# REQUIRED TASK
Can you quote the items word for word, from their first line through the line containing "data-point: [557, 219, 564, 226]", and stop there?

§

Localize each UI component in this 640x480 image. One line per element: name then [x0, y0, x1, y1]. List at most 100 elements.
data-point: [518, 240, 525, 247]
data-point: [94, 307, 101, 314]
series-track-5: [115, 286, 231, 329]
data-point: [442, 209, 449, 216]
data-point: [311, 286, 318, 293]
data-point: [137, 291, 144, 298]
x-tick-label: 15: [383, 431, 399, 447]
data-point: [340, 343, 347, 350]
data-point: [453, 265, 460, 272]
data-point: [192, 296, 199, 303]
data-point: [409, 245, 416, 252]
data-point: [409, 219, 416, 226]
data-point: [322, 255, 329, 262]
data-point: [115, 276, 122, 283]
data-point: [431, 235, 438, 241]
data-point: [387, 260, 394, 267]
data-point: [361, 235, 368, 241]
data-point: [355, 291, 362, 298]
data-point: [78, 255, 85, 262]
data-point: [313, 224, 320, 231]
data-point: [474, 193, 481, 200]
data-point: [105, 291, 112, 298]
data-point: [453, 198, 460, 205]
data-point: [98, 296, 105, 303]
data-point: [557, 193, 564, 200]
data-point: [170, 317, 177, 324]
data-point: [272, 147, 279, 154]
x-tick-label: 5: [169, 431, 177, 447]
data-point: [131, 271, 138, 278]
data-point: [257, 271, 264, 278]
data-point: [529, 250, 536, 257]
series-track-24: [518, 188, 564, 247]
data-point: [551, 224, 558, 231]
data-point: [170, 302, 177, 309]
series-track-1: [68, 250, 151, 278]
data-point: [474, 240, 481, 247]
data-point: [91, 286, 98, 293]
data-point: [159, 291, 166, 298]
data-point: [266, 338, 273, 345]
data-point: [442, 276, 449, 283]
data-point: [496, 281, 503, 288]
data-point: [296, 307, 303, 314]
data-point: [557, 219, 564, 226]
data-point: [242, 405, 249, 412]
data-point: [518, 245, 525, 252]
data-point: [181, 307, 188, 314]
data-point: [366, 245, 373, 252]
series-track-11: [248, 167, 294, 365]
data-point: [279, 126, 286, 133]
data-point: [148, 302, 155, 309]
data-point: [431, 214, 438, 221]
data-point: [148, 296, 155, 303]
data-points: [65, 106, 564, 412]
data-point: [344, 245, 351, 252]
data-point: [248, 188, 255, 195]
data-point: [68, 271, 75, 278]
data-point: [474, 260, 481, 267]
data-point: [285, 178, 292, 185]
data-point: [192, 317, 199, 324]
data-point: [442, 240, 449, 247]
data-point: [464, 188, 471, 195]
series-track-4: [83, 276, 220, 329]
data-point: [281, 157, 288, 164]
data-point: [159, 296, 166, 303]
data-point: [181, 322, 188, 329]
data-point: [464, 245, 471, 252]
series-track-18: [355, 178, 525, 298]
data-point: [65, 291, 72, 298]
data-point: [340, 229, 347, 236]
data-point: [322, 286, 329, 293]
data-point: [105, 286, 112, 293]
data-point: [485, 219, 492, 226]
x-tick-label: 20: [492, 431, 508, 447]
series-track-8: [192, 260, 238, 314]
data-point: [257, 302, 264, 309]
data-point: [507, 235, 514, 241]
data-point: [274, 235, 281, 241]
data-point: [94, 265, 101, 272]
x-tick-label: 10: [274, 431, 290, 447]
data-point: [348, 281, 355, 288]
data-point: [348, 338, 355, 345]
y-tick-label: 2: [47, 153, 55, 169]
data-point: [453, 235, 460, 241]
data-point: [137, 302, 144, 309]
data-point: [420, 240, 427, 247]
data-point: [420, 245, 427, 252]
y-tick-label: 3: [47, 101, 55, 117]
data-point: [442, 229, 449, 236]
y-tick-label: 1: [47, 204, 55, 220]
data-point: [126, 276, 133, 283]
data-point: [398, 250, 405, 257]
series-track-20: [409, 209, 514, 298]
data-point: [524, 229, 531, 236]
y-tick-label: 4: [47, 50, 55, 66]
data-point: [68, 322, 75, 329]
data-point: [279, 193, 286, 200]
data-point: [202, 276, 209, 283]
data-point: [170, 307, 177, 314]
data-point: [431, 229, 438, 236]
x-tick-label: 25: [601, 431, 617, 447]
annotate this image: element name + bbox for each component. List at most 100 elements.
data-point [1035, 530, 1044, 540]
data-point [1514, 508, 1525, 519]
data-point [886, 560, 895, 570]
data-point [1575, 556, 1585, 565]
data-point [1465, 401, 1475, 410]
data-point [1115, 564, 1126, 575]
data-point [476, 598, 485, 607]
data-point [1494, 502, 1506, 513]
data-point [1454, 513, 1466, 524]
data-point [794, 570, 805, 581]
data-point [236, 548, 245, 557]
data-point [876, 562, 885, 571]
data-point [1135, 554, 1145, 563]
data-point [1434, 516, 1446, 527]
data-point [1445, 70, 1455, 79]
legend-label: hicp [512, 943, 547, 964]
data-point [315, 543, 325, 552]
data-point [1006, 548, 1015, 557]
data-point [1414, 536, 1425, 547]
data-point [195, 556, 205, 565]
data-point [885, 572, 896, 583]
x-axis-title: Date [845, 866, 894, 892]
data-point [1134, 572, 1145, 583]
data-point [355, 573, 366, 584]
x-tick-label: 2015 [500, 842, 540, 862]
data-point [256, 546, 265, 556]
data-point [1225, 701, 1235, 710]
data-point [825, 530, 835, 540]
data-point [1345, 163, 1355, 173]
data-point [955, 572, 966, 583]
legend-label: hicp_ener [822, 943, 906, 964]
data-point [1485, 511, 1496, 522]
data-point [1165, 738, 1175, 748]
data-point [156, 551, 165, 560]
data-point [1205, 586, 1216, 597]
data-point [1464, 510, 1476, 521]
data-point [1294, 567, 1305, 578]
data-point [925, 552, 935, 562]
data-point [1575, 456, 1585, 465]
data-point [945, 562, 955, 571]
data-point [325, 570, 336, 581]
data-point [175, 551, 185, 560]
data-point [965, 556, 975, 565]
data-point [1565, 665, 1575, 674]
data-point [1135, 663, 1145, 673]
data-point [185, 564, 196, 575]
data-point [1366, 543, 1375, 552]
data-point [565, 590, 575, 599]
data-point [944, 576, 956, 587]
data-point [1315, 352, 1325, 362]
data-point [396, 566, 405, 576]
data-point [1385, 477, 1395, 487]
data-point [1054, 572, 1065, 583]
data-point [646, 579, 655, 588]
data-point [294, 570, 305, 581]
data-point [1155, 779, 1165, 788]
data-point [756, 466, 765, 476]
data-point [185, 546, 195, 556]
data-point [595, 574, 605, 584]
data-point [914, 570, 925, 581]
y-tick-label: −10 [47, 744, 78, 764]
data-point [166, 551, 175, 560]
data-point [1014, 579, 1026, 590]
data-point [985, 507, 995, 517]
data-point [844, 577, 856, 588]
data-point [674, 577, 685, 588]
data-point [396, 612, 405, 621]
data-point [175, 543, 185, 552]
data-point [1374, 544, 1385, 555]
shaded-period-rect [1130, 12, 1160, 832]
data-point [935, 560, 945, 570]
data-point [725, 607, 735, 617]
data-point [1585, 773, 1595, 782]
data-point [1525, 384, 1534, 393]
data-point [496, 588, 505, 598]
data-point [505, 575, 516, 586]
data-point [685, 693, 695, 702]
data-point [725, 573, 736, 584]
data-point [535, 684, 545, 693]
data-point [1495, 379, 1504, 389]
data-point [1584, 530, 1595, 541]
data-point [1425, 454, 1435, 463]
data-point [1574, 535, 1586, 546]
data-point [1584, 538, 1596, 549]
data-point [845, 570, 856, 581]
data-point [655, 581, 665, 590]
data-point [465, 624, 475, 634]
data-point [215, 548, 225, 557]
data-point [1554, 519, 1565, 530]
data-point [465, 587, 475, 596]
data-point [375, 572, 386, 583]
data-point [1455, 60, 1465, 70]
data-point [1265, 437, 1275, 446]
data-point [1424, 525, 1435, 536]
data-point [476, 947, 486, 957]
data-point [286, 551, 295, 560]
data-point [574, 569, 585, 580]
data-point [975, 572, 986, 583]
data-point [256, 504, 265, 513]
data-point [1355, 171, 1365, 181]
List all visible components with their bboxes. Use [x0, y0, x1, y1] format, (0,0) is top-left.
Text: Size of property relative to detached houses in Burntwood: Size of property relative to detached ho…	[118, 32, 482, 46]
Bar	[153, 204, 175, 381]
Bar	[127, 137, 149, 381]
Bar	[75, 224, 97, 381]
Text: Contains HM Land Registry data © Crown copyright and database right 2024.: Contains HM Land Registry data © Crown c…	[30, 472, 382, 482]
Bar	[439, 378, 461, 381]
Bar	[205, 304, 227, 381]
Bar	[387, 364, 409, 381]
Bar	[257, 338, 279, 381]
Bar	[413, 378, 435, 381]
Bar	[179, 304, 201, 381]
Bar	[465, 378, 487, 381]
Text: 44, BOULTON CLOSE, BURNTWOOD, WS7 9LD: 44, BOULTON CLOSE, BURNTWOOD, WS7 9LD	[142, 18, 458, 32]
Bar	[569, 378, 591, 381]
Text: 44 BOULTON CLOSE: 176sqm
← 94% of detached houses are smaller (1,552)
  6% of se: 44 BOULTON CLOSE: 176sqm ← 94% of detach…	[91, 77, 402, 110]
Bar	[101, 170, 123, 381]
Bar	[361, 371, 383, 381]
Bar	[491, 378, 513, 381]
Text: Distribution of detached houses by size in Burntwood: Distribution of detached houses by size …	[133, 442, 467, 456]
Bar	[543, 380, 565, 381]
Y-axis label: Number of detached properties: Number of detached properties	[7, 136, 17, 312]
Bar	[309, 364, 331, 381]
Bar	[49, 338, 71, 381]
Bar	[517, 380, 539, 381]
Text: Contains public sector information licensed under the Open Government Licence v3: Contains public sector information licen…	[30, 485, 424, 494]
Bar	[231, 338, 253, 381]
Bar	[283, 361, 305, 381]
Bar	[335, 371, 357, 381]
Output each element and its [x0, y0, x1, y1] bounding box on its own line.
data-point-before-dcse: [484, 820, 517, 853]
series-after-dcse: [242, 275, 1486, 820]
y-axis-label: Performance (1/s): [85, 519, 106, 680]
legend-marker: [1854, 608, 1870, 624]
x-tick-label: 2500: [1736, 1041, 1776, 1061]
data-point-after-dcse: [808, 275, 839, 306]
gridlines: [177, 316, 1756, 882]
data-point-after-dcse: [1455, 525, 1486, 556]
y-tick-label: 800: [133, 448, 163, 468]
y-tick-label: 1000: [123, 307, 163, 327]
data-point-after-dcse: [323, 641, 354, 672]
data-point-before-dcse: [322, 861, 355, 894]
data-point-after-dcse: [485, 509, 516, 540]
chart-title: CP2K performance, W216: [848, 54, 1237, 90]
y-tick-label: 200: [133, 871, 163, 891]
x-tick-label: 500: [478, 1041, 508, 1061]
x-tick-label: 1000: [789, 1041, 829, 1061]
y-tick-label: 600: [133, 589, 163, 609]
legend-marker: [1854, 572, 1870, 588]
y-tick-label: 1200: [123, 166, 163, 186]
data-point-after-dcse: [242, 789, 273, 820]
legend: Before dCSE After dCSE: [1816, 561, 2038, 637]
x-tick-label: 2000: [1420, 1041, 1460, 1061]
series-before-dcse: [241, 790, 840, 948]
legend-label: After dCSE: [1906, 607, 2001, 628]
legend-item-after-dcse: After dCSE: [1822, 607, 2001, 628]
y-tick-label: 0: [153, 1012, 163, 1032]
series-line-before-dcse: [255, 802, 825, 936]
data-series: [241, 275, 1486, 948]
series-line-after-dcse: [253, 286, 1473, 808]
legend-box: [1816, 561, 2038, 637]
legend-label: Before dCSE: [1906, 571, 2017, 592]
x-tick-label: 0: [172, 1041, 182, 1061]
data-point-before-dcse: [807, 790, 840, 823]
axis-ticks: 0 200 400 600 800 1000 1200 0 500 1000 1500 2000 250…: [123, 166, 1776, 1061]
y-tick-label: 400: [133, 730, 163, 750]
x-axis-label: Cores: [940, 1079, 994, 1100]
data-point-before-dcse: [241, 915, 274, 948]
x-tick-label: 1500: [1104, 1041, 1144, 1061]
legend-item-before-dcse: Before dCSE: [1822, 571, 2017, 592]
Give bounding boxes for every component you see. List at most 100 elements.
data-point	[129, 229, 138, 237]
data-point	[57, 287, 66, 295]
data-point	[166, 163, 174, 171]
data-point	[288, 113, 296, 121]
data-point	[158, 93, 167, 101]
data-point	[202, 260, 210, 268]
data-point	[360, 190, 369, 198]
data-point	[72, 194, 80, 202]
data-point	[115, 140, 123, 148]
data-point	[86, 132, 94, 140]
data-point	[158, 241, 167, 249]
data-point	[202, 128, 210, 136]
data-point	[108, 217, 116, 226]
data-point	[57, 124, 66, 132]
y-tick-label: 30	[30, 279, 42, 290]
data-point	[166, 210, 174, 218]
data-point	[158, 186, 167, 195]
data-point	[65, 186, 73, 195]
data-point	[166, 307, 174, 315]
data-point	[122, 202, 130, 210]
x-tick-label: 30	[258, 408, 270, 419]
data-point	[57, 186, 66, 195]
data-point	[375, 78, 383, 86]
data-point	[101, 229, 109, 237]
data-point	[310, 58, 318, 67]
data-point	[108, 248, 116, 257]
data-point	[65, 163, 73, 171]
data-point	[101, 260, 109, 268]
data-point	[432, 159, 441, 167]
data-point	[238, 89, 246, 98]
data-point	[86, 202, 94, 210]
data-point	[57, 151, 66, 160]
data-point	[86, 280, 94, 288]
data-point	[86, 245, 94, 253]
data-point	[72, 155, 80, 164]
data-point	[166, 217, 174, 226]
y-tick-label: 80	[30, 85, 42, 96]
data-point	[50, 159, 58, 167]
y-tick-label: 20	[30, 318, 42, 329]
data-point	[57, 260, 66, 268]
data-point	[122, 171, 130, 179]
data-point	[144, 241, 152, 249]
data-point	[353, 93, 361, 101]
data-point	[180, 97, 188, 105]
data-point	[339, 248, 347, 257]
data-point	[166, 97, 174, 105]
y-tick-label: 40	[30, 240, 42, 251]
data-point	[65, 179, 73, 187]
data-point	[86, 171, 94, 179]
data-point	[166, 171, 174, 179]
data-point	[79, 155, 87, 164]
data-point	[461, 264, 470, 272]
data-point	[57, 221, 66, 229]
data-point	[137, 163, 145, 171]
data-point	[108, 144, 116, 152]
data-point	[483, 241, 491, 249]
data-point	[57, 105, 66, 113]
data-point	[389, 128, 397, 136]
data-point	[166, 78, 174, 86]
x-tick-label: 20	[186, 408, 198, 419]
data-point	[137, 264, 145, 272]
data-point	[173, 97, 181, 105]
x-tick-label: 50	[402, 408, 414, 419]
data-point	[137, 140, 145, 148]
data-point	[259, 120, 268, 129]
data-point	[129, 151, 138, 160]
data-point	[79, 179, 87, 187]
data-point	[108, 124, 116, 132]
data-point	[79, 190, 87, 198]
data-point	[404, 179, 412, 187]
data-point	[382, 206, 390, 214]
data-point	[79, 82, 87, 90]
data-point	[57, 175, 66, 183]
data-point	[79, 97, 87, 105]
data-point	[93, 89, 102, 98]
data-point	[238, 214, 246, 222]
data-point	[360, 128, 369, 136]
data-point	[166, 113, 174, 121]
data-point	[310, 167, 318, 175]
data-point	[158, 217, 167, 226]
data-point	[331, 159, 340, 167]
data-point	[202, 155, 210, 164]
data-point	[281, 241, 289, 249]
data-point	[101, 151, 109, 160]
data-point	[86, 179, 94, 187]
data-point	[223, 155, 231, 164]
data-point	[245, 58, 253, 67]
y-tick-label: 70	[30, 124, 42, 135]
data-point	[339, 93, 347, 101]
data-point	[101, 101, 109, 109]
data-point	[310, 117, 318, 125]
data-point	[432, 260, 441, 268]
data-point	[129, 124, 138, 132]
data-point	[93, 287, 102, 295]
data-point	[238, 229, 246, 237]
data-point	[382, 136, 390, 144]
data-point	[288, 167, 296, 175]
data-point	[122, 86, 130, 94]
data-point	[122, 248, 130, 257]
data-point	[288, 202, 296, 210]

§

# ANSWER BELOW
Localize each UI component in this 640x480 image. One line per element: name then [x0, y0, x1, y1]. List at most 100 elements.
data-point: [518, 240, 525, 247]
data-point: [94, 307, 101, 314]
series-track-5: [115, 286, 231, 329]
data-point: [442, 209, 449, 216]
data-point: [311, 286, 318, 293]
data-point: [137, 291, 144, 298]
x-tick-label: 15: [383, 431, 399, 447]
data-point: [340, 343, 347, 350]
data-point: [453, 265, 460, 272]
data-point: [192, 296, 199, 303]
data-point: [409, 245, 416, 252]
data-point: [409, 219, 416, 226]
data-point: [322, 255, 329, 262]
data-point: [115, 276, 122, 283]
data-point: [431, 235, 438, 241]
data-point: [387, 260, 394, 267]
data-point: [361, 235, 368, 241]
data-point: [355, 291, 362, 298]
data-point: [78, 255, 85, 262]
data-point: [313, 224, 320, 231]
data-point: [474, 193, 481, 200]
data-point: [105, 291, 112, 298]
data-point: [453, 198, 460, 205]
data-point: [98, 296, 105, 303]
data-point: [557, 193, 564, 200]
data-point: [170, 317, 177, 324]
data-point: [272, 147, 279, 154]
x-tick-label: 5: [169, 431, 177, 447]
data-point: [131, 271, 138, 278]
data-point: [257, 271, 264, 278]
data-point: [529, 250, 536, 257]
series-track-24: [518, 188, 564, 247]
data-point: [551, 224, 558, 231]
data-point: [170, 302, 177, 309]
series-track-1: [68, 250, 151, 278]
data-point: [474, 240, 481, 247]
data-point: [91, 286, 98, 293]
data-point: [159, 291, 166, 298]
data-point: [266, 338, 273, 345]
data-point: [442, 276, 449, 283]
data-point: [496, 281, 503, 288]
data-point: [296, 307, 303, 314]
data-point: [557, 219, 564, 226]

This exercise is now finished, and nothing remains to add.